SET EXERCISE: Give every entry again, word for word.
-- Start --
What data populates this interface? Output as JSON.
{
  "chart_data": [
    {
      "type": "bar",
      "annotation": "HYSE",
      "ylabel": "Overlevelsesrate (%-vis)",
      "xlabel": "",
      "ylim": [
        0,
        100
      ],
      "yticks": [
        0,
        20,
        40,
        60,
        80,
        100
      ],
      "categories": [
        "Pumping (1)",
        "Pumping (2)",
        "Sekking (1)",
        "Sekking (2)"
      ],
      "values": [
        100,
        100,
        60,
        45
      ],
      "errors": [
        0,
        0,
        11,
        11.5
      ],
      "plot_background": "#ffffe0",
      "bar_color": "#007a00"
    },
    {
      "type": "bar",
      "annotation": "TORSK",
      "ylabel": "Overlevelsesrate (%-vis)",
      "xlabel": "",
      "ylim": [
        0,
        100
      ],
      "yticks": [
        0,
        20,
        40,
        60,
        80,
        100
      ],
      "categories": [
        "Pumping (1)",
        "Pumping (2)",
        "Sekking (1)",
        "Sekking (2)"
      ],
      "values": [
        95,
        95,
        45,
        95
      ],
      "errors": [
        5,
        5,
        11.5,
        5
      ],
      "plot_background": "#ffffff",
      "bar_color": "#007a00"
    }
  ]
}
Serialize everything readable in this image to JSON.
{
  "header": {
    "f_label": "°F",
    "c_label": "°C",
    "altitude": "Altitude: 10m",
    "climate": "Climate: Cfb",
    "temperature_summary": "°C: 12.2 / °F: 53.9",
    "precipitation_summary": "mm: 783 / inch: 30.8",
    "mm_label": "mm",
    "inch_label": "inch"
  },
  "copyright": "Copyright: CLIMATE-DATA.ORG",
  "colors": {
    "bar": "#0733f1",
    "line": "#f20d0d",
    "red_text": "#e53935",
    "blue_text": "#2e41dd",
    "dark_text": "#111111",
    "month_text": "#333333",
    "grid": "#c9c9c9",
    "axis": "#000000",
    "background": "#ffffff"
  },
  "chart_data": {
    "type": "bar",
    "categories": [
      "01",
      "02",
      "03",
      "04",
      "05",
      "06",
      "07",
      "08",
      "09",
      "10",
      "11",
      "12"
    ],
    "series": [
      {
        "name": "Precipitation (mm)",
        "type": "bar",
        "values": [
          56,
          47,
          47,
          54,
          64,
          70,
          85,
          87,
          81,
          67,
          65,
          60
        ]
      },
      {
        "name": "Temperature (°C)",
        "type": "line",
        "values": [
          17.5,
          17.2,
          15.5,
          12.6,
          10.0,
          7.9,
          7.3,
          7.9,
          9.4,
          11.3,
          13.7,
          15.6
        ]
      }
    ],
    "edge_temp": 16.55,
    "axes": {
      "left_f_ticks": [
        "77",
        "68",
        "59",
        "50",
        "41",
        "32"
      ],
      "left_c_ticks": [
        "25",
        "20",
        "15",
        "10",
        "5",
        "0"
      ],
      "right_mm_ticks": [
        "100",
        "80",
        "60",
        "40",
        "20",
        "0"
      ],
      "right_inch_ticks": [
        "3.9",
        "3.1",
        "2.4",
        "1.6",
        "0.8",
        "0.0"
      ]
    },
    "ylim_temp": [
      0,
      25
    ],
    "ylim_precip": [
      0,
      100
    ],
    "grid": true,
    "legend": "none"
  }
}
-- End --
TASK RESULT:
What data populates this interface? Output as JSON.
{
  "chart_data": [
    {
      "type": "bar",
      "annotation": "HYSE",
      "ylabel": "Overlevelsesrate (%-vis)",
      "xlabel": "",
      "ylim": [
        0,
        100
      ],
      "yticks": [
        0,
        20,
        40,
        60,
        80,
        100
      ],
      "categories": [
        "Pumping (1)",
        "Pumping (2)",
        "Sekking (1)",
        "Sekking (2)"
      ],
      "values": [
        100,
        100,
        60,
        45
      ],
      "errors": [
        0,
        0,
        11,
        11.5
      ],
      "plot_background": "#ffffe0",
      "bar_color": "#007a00"
    },
    {
      "type": "bar",
      "annotation": "TORSK",
      "ylabel": "Overlevelsesrate (%-vis)",
      "xlabel": "",
      "ylim": [
        0,
        100
      ],
      "yticks": [
        0,
        20,
        40,
        60,
        80,
        100
      ],
      "categories": [
        "Pumping (1)",
        "Pumping (2)",
        "Sekking (1)",
        "Sekking (2)"
      ],
      "values": [
        95,
        95,
        45,
        95
      ],
      "errors": [
        5,
        5,
        11.5,
        5
      ],
      "plot_background": "#ffffff",
      "bar_color": "#007a00"
    }
  ]
}
Serialize everything readable in this image to JSON.
{
  "header": {
    "f_label": "°F",
    "c_label": "°C",
    "altitude": "Altitude: 10m",
    "climate": "Climate: Cfb",
    "temperature_summary": "°C: 12.2 / °F: 53.9",
    "precipitation_summary": "mm: 783 / inch: 30.8",
    "mm_label": "mm",
    "inch_label": "inch"
  },
  "copyright": "Copyright: CLIMATE-DATA.ORG",
  "colors": {
    "bar": "#0733f1",
    "line": "#f20d0d",
    "red_text": "#e53935",
    "blue_text": "#2e41dd",
    "dark_text": "#111111",
    "month_text": "#333333",
    "grid": "#c9c9c9",
    "axis": "#000000",
    "background": "#ffffff"
  },
  "chart_data": {
    "type": "bar",
    "categories": [
      "01",
      "02",
      "03",
      "04",
      "05",
      "06",
      "07",
      "08",
      "09",
      "10",
      "11",
      "12"
    ],
    "series": [
      {
        "name": "Precipitation (mm)",
        "type": "bar",
        "values": [
          56,
          47,
          47,
          54,
          64,
          70,
          85,
          87,
          81,
          67,
          65,
          60
        ]
      },
      {
        "name": "Temperature (°C)",
        "type": "line",
        "values": [
          17.5,
          17.2,
          15.5,
          12.6,
          10.0,
          7.9,
          7.3,
          7.9,
          9.4,
          11.3,
          13.7,
          15.6
        ]
      }
    ],
    "edge_temp": 16.55,
    "axes": {
      "left_f_ticks": [
        "77",
        "68",
        "59",
        "50",
        "41",
        "32"
      ],
      "left_c_ticks": [
        "25",
        "20",
        "15",
        "10",
        "5",
        "0"
      ],
      "right_mm_ticks": [
        "100",
        "80",
        "60",
        "40",
        "20",
        "0"
      ],
      "right_inch_ticks": [
        "3.9",
        "3.1",
        "2.4",
        "1.6",
        "0.8",
        "0.0"
      ]
    },
    "ylim_temp": [
      0,
      25
    ],
    "ylim_precip": [
      0,
      100
    ],
    "grid": true,
    "legend": "none"
  }
}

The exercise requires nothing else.